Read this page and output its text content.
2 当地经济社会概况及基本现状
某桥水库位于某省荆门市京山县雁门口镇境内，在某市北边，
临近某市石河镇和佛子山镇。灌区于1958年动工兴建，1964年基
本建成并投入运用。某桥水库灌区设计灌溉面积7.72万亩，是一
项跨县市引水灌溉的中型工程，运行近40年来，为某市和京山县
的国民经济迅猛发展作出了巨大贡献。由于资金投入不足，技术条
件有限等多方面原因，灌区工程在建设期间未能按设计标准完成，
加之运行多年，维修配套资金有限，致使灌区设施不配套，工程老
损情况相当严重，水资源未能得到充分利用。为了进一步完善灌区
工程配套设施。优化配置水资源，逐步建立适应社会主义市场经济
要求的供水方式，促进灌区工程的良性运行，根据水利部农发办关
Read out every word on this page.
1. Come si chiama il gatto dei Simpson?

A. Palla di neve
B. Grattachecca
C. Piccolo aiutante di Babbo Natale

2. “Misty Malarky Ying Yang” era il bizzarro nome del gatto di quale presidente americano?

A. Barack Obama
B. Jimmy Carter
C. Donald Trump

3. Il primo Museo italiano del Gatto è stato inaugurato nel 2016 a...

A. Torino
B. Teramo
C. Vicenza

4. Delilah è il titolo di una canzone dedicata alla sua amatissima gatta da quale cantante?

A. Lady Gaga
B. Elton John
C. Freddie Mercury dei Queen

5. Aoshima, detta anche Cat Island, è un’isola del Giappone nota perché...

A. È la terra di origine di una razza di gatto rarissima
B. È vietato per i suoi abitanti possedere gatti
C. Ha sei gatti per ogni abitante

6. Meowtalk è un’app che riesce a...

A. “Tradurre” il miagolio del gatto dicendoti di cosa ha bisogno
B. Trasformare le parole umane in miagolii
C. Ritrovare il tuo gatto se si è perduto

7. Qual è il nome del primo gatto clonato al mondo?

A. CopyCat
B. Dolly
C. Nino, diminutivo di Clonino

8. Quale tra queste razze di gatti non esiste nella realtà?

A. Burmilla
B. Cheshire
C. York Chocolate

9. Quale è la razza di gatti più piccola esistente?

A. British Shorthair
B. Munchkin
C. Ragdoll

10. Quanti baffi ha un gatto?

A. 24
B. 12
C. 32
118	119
==============================
In the records above, tally the lines where the word "gatti" appears, and give the number and nothing else.

RESPONSE: 4